EXERCISE INSTRUCTIONS: Below are some entries. Output each one exactly as it appears.

Lines of data:
* Begin *
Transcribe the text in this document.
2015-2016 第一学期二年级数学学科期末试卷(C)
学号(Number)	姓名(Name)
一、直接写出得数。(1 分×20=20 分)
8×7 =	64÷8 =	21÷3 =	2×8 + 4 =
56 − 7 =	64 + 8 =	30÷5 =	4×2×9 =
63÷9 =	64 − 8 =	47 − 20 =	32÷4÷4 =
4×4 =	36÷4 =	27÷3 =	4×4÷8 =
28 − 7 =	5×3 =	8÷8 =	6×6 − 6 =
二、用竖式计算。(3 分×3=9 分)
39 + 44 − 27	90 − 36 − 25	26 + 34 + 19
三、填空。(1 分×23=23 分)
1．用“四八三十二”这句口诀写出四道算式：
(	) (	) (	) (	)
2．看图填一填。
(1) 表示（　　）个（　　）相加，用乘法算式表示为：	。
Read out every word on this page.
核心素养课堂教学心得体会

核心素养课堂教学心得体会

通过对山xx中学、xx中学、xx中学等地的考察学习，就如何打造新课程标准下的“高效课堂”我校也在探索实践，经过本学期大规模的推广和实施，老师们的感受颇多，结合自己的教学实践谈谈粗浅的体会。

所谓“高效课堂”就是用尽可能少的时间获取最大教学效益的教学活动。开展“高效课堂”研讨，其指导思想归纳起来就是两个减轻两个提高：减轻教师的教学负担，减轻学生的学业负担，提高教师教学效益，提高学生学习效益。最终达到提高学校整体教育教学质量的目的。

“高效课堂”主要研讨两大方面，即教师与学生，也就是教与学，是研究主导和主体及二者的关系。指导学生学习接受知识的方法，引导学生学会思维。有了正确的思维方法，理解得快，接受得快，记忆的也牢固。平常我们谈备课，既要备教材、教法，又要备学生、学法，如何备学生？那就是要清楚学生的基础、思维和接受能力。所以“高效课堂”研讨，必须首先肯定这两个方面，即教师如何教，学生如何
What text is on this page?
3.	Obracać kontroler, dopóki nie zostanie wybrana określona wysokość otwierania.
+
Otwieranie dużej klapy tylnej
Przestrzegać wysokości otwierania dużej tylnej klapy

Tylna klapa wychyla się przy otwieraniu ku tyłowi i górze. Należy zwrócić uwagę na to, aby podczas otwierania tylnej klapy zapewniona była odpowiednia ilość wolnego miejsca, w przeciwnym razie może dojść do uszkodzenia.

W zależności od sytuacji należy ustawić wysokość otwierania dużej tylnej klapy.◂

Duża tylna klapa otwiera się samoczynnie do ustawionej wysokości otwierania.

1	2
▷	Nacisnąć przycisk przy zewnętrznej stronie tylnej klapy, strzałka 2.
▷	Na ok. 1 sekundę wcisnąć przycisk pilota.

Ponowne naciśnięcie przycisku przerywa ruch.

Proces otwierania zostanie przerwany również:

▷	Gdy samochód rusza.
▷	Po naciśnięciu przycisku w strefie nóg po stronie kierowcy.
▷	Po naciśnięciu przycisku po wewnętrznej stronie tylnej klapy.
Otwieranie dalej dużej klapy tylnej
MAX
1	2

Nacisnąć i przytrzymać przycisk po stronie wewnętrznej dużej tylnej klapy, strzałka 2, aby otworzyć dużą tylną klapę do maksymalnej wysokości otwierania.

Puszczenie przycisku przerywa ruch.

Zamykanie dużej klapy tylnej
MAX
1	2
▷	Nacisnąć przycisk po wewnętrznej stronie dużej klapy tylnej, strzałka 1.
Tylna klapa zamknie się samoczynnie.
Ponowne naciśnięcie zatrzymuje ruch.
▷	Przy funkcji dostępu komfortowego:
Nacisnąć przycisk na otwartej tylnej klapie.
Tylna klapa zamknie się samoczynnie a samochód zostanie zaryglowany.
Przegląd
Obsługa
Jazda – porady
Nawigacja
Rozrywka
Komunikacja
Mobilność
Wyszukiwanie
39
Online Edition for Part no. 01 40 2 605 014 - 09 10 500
* End *
ANSWER:
Transcribe the text in this document.
2015-2016 第一学期二年级数学学科期末试卷(C)
学号(Number)	姓名(Name)
一、直接写出得数。(1 分×20=20 分)
8×7 =	64÷8 =	21÷3 =	2×8 + 4 =
56 − 7 =	64 + 8 =	30÷5 =	4×2×9 =
63÷9 =	64 − 8 =	47 − 20 =	32÷4÷4 =
4×4 =	36÷4 =	27÷3 =	4×4÷8 =
28 − 7 =	5×3 =	8÷8 =	6×6 − 6 =
二、用竖式计算。(3 分×3=9 分)
39 + 44 − 27	90 − 36 − 25	26 + 34 + 19
三、填空。(1 分×23=23 分)
1．用“四八三十二”这句口诀写出四道算式：
(	) (	) (	) (	)
2．看图填一填。
(1) 表示（　　）个（　　）相加，用乘法算式表示为：	。
Read out every word on this page.
核心素养课堂教学心得体会

核心素养课堂教学心得体会

通过对山xx中学、xx中学、xx中学等地的考察学习，就如何打造新课程标准下的“高效课堂”我校也在探索实践，经过本学期大规模的推广和实施，老师们的感受颇多，结合自己的教学实践谈谈粗浅的体会。

所谓“高效课堂”就是用尽可能少的时间获取最大教学效益的教学活动。开展“高效课堂”研讨，其指导思想归纳起来就是两个减轻两个提高：减轻教师的教学负担，减轻学生的学业负担，提高教师教学效益，提高学生学习效益。最终达到提高学校整体教育教学质量的目的。

“高效课堂”主要研讨两大方面，即教师与学生，也就是教与学，是研究主导和主体及二者的关系。指导学生学习接受知识的方法，引导学生学会思维。有了正确的思维方法，理解得快，接受得快，记忆的也牢固。平常我们谈备课，既要备教材、教法，又要备学生、学法，如何备学生？那就是要清楚学生的基础、思维和接受能力。所以“高效课堂”研讨，必须首先肯定这两个方面，即教师如何教，学生如何
What text is on this page?
3.	Obracać kontroler, dopóki nie zostanie wybrana określona wysokość otwierania.
+
Otwieranie dużej klapy tylnej
Przestrzegać wysokości otwierania dużej tylnej klapy

Tylna klapa wychyla się przy otwieraniu ku tyłowi i górze. Należy zwrócić uwagę na to, aby podczas otwierania tylnej klapy zapewniona była odpowiednia ilość wolnego miejsca, w przeciwnym razie może dojść do uszkodzenia.

W zależności od sytuacji należy ustawić wysokość otwierania dużej tylnej klapy.◂

Duża tylna klapa otwiera się samoczynnie do ustawionej wysokości otwierania.

1	2
▷	Nacisnąć przycisk przy zewnętrznej stronie tylnej klapy, strzałka 2.
▷	Na ok. 1 sekundę wcisnąć przycisk pilota.

Ponowne naciśnięcie przycisku przerywa ruch.

Proces otwierania zostanie przerwany również:

▷	Gdy samochód rusza.
▷	Po naciśnięciu przycisku w strefie nóg po stronie kierowcy.
▷	Po naciśnięciu przycisku po wewnętrznej stronie tylnej klapy.
Otwieranie dalej dużej klapy tylnej
MAX
1	2

Nacisnąć i przytrzymać przycisk po stronie wewnętrznej dużej tylnej klapy, strzałka 2, aby otworzyć dużą tylną klapę do maksymalnej wysokości otwierania.

Puszczenie przycisku przerywa ruch.

Zamykanie dużej klapy tylnej
MAX
1	2
▷	Nacisnąć przycisk po wewnętrznej stronie dużej klapy tylnej, strzałka 1.
Tylna klapa zamknie się samoczynnie.
Ponowne naciśnięcie zatrzymuje ruch.
▷	Przy funkcji dostępu komfortowego:
Nacisnąć przycisk na otwartej tylnej klapie.
Tylna klapa zamknie się samoczynnie a samochód zostanie zaryglowany.
Przegląd
Obsługa
Jazda – porady
Nawigacja
Rozrywka
Komunikacja
Mobilność
Wyszukiwanie
39
Online Edition for Part no. 01 40 2 605 014 - 09 10 500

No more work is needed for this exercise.